Work request 1 = Reproduce the ATAC-Seq post word for word, starting at "My question is, when" and ending at "before deciding anything?".
Work request 2 =
Answer these questions from the ATAC-Seq post:
(a) How many samples were run in one lane?
(b) Which three quality measures does the poster name for checking after alignment?
(c) To what would the poster normalize if the samples are not resequenced?

Hi all,
I recently ran some ATAC-Seq and was expecting to have at least 50 million paired reads for them. Most of them have enough reads. In fact, they are reaching 100 million (21 samples in 1 lane in Novaseq plus X using 10B flow cell, 20% PhiX). However, there are some with significantly lower reads (50 to 70 millions). I am not sure if I should resequence them to top up the reads to around 100 million.
My question is, when deciding which one I need to resequence to top up for more data, should I: 1) just rerun anything with less than 100 million paired reads? 2) rerun anything significantly lower than 100 million paired reads (e.g. >90 million reads)? 3) do the alignment and look at the quality first (TSS enrichment value, % duplication, % mitochondria) before deciding anything?
And if I don't have to resequence it, would normalisation to the library size suffice for a reliable differential analysis?
Sorry if it's a very routine practice. I am very new to ATAC-Seq.

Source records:
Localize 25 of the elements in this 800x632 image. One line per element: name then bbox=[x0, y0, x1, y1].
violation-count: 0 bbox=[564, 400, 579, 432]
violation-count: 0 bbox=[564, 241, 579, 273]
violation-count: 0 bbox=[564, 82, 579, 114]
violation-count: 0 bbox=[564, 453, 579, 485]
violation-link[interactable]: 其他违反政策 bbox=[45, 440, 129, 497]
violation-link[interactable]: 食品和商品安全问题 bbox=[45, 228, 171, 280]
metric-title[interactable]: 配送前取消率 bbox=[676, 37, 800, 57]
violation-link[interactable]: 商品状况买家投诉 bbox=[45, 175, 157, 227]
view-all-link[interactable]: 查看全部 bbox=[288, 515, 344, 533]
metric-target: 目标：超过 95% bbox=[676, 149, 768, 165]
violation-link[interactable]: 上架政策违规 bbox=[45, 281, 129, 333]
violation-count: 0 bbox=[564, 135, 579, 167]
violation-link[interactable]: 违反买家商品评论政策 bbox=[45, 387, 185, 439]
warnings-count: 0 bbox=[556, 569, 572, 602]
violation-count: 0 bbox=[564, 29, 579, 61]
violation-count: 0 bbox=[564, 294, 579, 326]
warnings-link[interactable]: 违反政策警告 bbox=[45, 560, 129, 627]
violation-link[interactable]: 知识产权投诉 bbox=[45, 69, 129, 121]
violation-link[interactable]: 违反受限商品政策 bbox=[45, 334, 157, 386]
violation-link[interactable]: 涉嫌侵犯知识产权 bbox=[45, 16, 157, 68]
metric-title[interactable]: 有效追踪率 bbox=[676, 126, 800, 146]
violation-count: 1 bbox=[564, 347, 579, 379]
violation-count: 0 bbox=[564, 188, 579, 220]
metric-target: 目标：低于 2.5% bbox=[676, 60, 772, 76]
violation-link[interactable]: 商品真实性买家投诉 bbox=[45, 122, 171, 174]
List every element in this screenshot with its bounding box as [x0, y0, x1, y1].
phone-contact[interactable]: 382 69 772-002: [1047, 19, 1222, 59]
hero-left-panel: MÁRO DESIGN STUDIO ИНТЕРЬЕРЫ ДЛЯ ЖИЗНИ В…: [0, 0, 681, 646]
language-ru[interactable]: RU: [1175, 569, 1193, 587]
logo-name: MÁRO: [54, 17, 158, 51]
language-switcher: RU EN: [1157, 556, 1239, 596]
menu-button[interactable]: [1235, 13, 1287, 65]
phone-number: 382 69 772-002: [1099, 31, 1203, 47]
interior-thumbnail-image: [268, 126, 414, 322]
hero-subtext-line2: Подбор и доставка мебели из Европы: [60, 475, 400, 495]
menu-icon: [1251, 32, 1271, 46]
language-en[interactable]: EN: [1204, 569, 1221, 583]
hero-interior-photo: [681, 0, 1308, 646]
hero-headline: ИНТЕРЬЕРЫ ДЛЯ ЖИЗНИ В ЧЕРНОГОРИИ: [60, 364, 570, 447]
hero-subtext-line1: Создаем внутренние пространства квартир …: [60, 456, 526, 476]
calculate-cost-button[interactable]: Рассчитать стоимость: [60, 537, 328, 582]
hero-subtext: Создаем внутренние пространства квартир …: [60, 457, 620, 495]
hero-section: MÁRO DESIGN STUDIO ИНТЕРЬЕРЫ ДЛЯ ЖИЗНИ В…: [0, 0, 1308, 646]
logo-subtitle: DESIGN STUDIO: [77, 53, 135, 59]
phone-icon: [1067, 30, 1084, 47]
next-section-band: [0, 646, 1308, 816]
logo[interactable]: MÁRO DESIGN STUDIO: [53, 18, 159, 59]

Answer box 1 =
My question is, when deciding which one I need to resequence to top up for more data, should I: 1) just rerun anything with less than 100 million paired reads? 2) rerun anything significantly lower than 100 million paired reads (e.g. >90 million reads)? 3) do the alignment and look at the quality first (TSS enrichment value, % duplication, % mitochondria) before deciding anything?

Answer box 2 =
(a) 21 samples
(b) TSS enrichment value, % duplication and % mitochondria
(c) The library size